REQUIRED WORK.
In the data below, find each line containing the string "acum" and return it.

(Entries from a dataset)
------
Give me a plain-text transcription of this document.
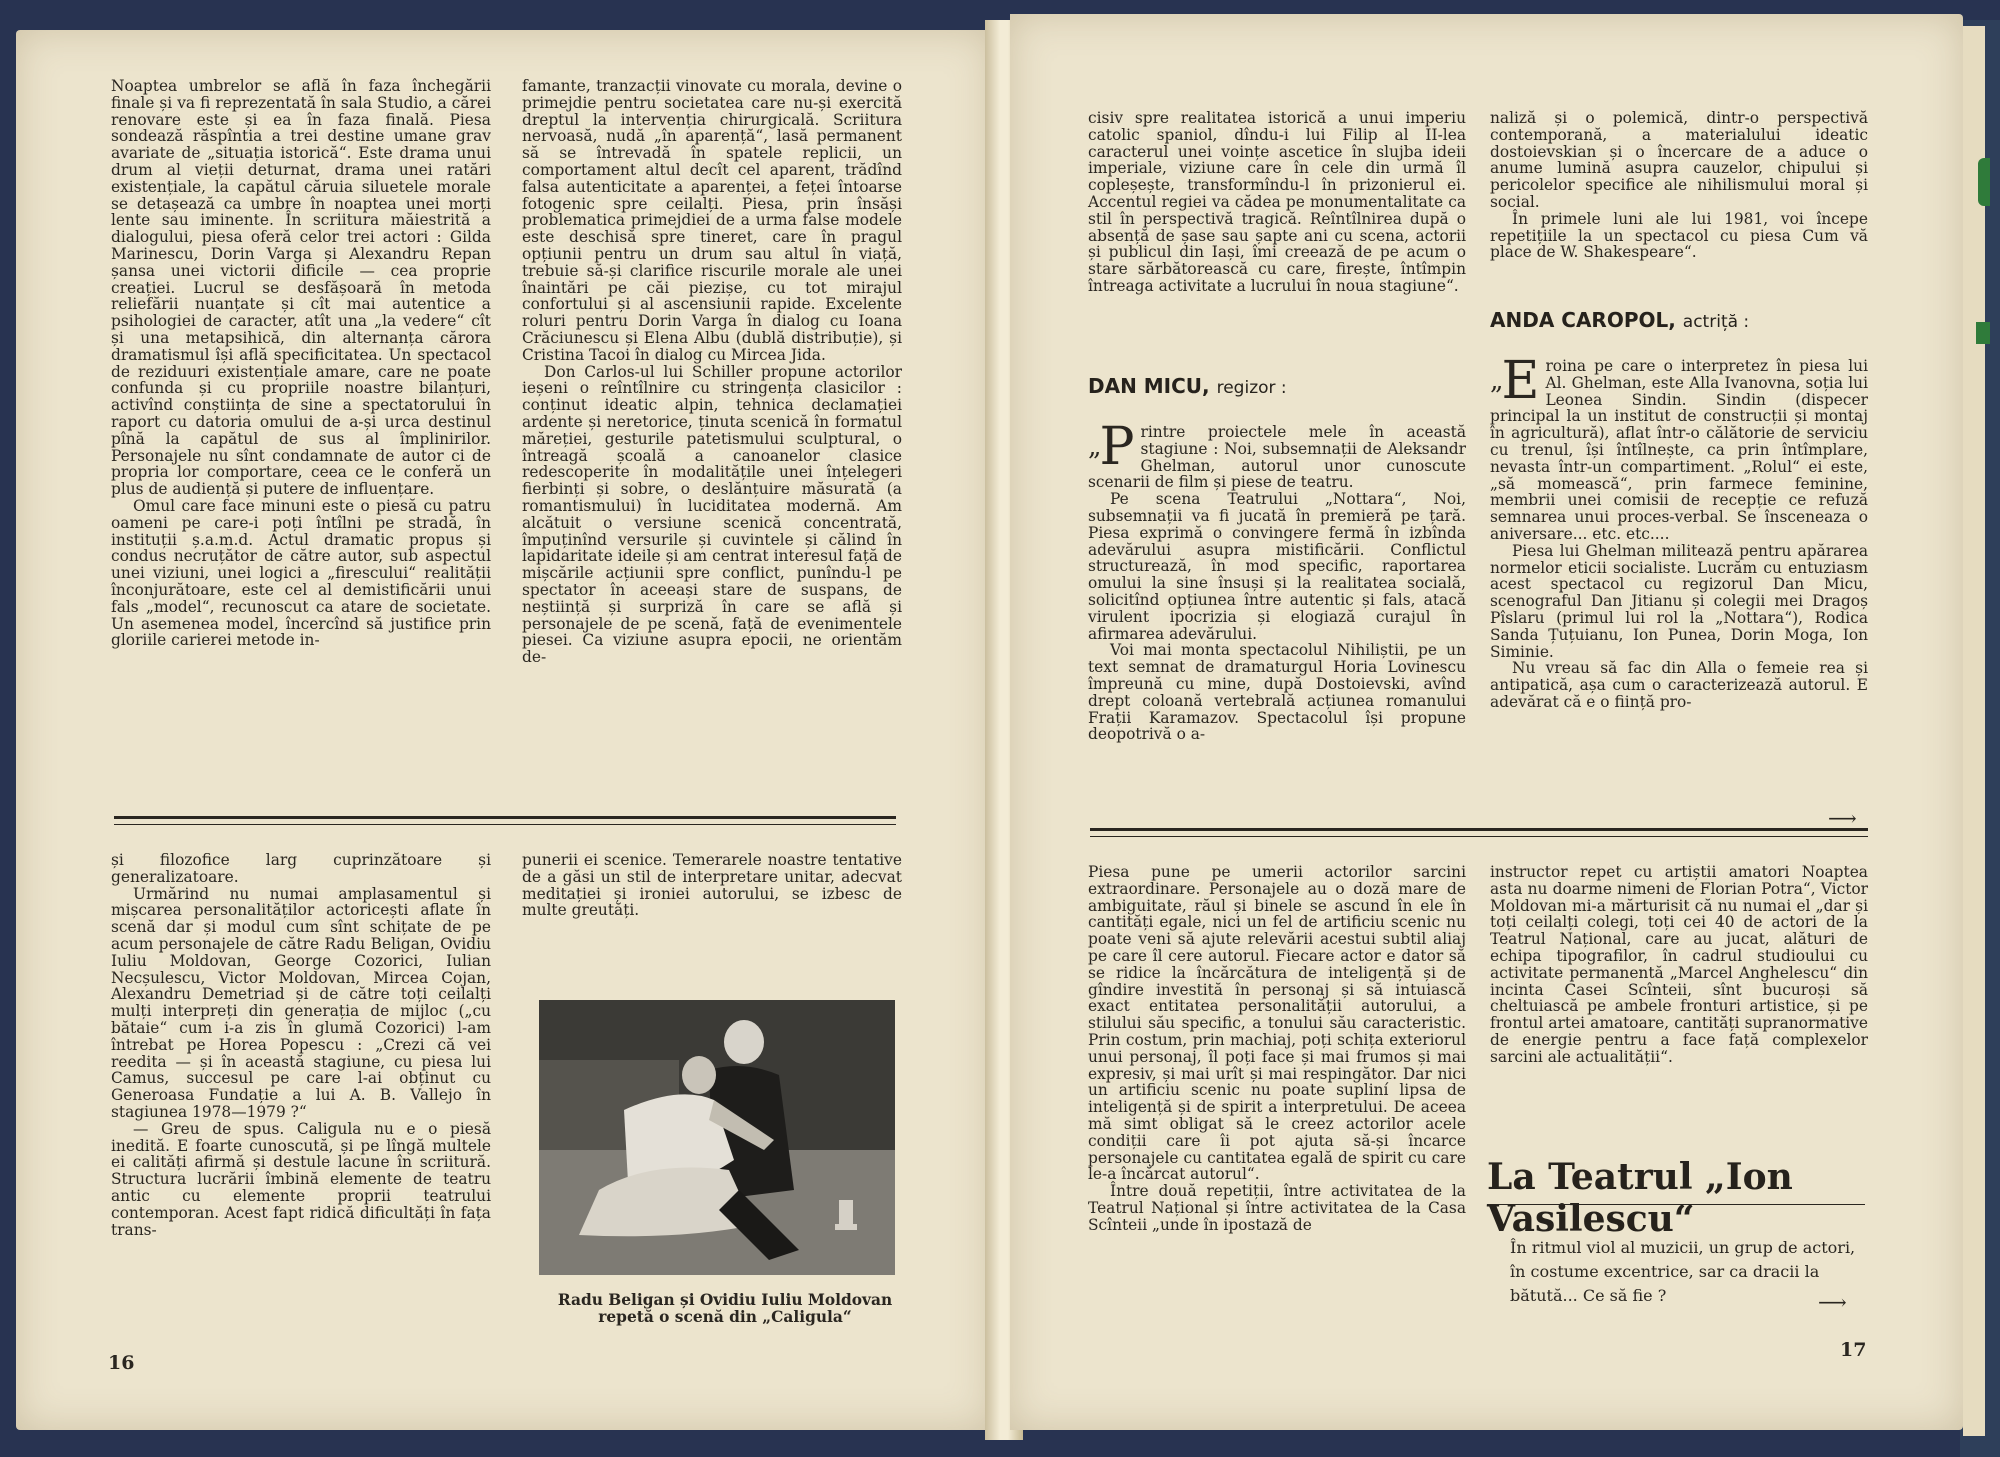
Noaptea umbrelor se află în faza închegării finale și va fi reprezentată în sala Studio, a cărei renovare este și ea în faza finală. Piesa sondează răspîntia a trei destine umane grav avariate de „situația istorică“. Este drama unui drum al vieții deturnat, drama unei ratări existențiale, la capătul căruia siluetele morale se detașează ca umbre în noaptea unei morți lente sau iminente. În scriitura măiestrită a dialogului, piesa oferă celor trei actori : Gilda Marinescu, Dorin Varga și Alexandru Repan șansa unei victorii dificile — cea proprie creației. Lucrul se desfășoară în metoda reliefării nuanțate și cît mai autentice a psihologiei de caracter, atît una „la vedere“ cît și una metapsihică, din alternanța cărora dramatismul își află specificitatea. Un spectacol de reziduuri existențiale amare, care ne poate confunda și cu propriile noastre bilanțuri, activînd conștiința de sine a spectatorului în raport cu datoria omului de a-și urca destinul pînă la capătul de sus al împlinirilor. Personajele nu sînt condamnate de autor ci de propria lor comportare, ceea ce le conferă un plus de audiență și putere de influențare.

Omul care face minuni este o piesă cu patru oameni pe care-i poți întîlni pe stradă, în instituții ș.a.m.d. Actul dramatic propus și condus necruțător de către autor, sub aspectul unei viziuni, unei logici a „firescului“ realității înconjurătoare, este cel al demistificării unui fals „model“, recunoscut ca atare de societate. Un asemenea model, încercînd să justifice prin gloriile carierei metode in-

famante, tranzacții vinovate cu morala, devine o primejdie pentru societatea care nu-și exercită dreptul la intervenția chirurgicală. Scriitura nervoasă, nudă „în aparență“, lasă permanent să se întrevadă în spatele replicii, un comportament altul decît cel aparent, trădînd falsa autenticitate a aparenței, a feței întoarse fotogenic spre ceilalți. Piesa, prin însăși problematica primejdiei de a urma false modele este deschisă spre tineret, care în pragul opțiunii pentru un drum sau altul în viață, trebuie să-și clarifice riscurile morale ale unei înaintări pe căi piezișe, cu tot mirajul confortului și al ascensiunii rapide. Excelente roluri pentru Dorin Varga în dialog cu Ioana Crăciunescu și Elena Albu (dublă distribuție), și Cristina Tacoi în dialog cu Mircea Jida.

Don Carlos-ul lui Schiller propune actorilor ieșeni o reîntîlnire cu stringența clasicilor : conținut ideatic alpin, tehnica declamației ardente și neretorice, ținuta scenică în formatul măreției, gesturile patetismului sculptural, o întreagă școală a canoanelor clasice redescoperite în modalitățile unei înțelegeri fierbinți și sobre, o deslănțuire măsurată (a romantismului) în luciditatea modernă. Am alcătuit o versiune scenică concentrată, împuținînd versurile și cuvintele și călind în lapidaritate ideile și am centrat interesul față de mișcările acțiunii spre conflict, punîndu-l pe spectator în aceeași stare de suspans, de neștiință și surpriză în care se află și personajele de pe scenă, față de evenimentele piesei. Ca viziune asupra epocii, ne orientăm de-

și filozofice larg cuprinzătoare și generalizatoare.

Urmărind nu numai amplasamentul și mișcarea personalităților actoricești aflate în scenă dar și modul cum sînt schițate de pe acum personajele de către Radu Beligan, Ovidiu Iuliu Moldovan, George Cozorici, Iulian Necșulescu, Victor Moldovan, Mircea Cojan, Alexandru Demetriad și de către toți ceilalți mulți interpreți din generația de mijloc („cu bătaie“ cum i-a zis în glumă Cozorici) l-am întrebat pe Horea Popescu : „Crezi că vei reedita — și în această stagiune, cu piesa lui Camus, succesul pe care l-ai obținut cu Generoasa Fundație a lui A. B. Vallejo în stagiunea 1978—1979 ?“

— Greu de spus. Caligula nu e o piesă inedită. E foarte cunoscută, și pe lîngă multele ei calități afirmă și destule lacune în scriitură. Structura lucrării îmbină elemente de teatru antic cu elemente proprii teatrului contemporan. Acest fapt ridică dificultăți în fața trans-

punerii ei scenice. Temerarele noastre tentative de a găsi un stil de interpretare unitar, adecvat meditației și ironiei autorului, se izbesc de multe greutăți.

Radu Beligan și Ovidiu Iuliu Moldovan repetă o scenă din „Caligula“

16

cisiv spre realitatea istorică a unui imperiu catolic spaniol, dîndu-i lui Filip al II-lea caracterul unei voințe ascetice în slujba ideii imperiale, viziune care în cele din urmă îl copleșește, transformîndu-l în prizonierul ei. Accentul regiei va cădea pe monumentalitate ca stil în perspectivă tragică. Reîntîlnirea după o absență de șase sau șapte ani cu scena, actorii și publicul din Iași, îmi creează de pe acum o stare sărbătorească cu care, firește, întîmpin întreaga activitate a lucrului în noua stagiune“.

DAN MICU, regizor :

„
P rintre proiectele mele în această stagiune : Noi, subsemnații de Aleksandr Ghelman, autorul unor cunoscute scenarii de film și piese de teatru.

Pe scena Teatrului „Nottara“, Noi, subsemnații va fi jucată în premieră pe țară. Piesa exprimă o convingere fermă în izbînda adevărului asupra mistificării. Conflictul structurează, în mod specific, raportarea omului la sine însuși și la realitatea socială, solicitînd opțiunea între autentic și fals, atacă virulent ipocrizia și elogiază curajul în afirmarea adevărului.

Voi mai monta spectacolul Nihiliștii, pe un text semnat de dramaturgul Horia Lovinescu împreună cu mine, după Dostoievski, avînd drept coloană vertebrală acțiunea romanului Frații Karamazov. Spectacolul își propune deopotrivă o a-

naliză și o polemică, dintr-o perspectivă contemporană, a materialului ideatic dostoievskian și o încercare de a aduce o anume lumină asupra cauzelor, chipului și pericolelor specifice ale nihilismului moral și social.

În primele luni ale lui 1981, voi începe repetițiile la un spectacol cu piesa Cum vă place de W. Shakespeare“.

ANDA CAROPOL, actriță :

„
E roina pe care o interpretez în piesa lui Al. Ghelman, este Alla Ivanovna, soția lui Leonea Sindin. Sindin (dispecer principal la un institut de construcții și montaj în agricultură), aflat într-o călătorie de serviciu cu trenul, își întîlnește, ca prin întîmplare, nevasta într-un compartiment. „Rolul“ ei este, „să momească“, prin farmece feminine, membrii unei comisii de recepție ce refuză semnarea unui proces-verbal. Se însceneaza o aniversare... etc. etc....

Piesa lui Ghelman militează pentru apărarea normelor eticii socialiste. Lucrăm cu entuziasm acest spectacol cu regizorul Dan Micu, scenograful Dan Jitianu și colegii mei Dragoș Pîslaru (primul lui rol la „Nottara“), Rodica Sanda Țuțuianu, Ion Punea, Dorin Moga, Ion Siminie.

Nu vreau să fac din Alla o femeie rea și antipatică, așa cum o caracterizează autorul. E adevărat că e o ființă pro-

⟶

Piesa pune pe umerii actorilor sarcini extraordinare. Personajele au o doză mare de ambiguitate, răul și binele se ascund în ele în cantități egale, nici un fel de artificiu scenic nu poate veni să ajute relevării acestui subtil aliaj pe care îl cere autorul. Fiecare actor e dator să se ridice la încărcătura de inteligență și de gîndire investită în personaj și să intuiască exact entitatea personalității autorului, a stilului său specific, a tonului său caracteristic. Prin costum, prin machiaj, poți schița exteriorul unui personaj, îl poți face și mai frumos și mai expresiv, și mai urît și mai respingător. Dar nici un artificiu scenic nu poate supliní lipsa de inteligență și de spirit a interpretului. De aceea mă simt obligat să le creez actorilor acele condiții care îi pot ajuta să-și încarce personajele cu cantitatea egală de spirit cu care le-a încărcat autorul“.

Între două repetiții, între activitatea de la Teatrul Național și între activitatea de la Casa Scînteii „unde în ipostază de

instructor repet cu artiștii amatori Noaptea asta nu doarme nimeni de Florian Potra“, Victor Moldovan mi-a mărturisit că nu numai el „dar și toți ceilalți colegi, toți cei 40 de actori de la Teatrul Național, care au jucat, alături de echipa tipografilor, în cadrul studioului cu activitate permanentă „Marcel Anghelescu“ din incinta Casei Scînteii, sînt bucuroși să cheltuiască pe ambele fronturi artistice, și pe frontul artei amatoare, cantități supranormative de energie pentru a face față complexelor sarcini ale actualității“.

La Teatrul „Ion Vasilescu“

În ritmul viol al muzicii, un grup de actori, în costume excentrice, sar ca dracii la bătută... Ce să fie ?	⟶
17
------
WRITTEN RESPONSE.
Urmărind nu numai amplasamentul și mișcarea personalităților actoricești aflate în scenă dar și modul cum sînt schițate de pe acum personajele de către Radu Beligan, Ovidiu Iuliu Moldovan, George Cozorici, Iulian Necșulescu, Victor Moldovan, Mircea Cojan, Alexandru Demetriad și de către toți ceilalți mulți interpreți din generația de mijloc („cu bătaie“ cum i-a zis în glumă Cozorici) l-am întrebat pe Horea Popescu : „Crezi că vei reedita — și în această stagiune, cu piesa lui Camus, succesul pe care l-ai obținut cu Generoasa Fundație a lui A. B. Vallejo în stagiunea 1978—1979 ?“
cisiv spre realitatea istorică a unui imperiu catolic spaniol, dîndu-i lui Filip al II-lea caracterul unei voințe ascetice în slujba ideii imperiale, viziune care în cele din urmă îl copleșește, transformîndu-l în prizonierul ei. Accentul regiei va cădea pe monumentalitate ca stil în perspectivă tragică. Reîntîlnirea după o absență de șase sau șapte ani cu scena, actorii și publicul din Iași, îmi creează de pe acum o stare sărbătorească cu care, firește, întîmpin întreaga activitate a lucrului în noua stagiune“.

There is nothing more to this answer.